AIM => Extract the lines that hold the string "учреждения".

RECORD EXTRACTS =>
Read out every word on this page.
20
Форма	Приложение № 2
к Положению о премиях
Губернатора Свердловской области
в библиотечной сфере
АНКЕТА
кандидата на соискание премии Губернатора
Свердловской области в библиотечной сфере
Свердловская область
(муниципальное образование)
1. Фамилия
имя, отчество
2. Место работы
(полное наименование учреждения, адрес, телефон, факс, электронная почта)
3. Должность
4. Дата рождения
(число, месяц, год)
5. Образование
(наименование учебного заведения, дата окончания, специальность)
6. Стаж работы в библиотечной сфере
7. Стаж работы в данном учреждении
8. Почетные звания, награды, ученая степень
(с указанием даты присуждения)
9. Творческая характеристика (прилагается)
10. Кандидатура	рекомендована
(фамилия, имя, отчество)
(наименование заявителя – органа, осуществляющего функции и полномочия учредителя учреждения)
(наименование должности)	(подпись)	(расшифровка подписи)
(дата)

EXERCISE OUTPUT =>
(полное наименование учреждения, адрес, телефон, факс, электронная почта)
(наименование заявителя – органа, осуществляющего функции и полномочия учредителя учреждения)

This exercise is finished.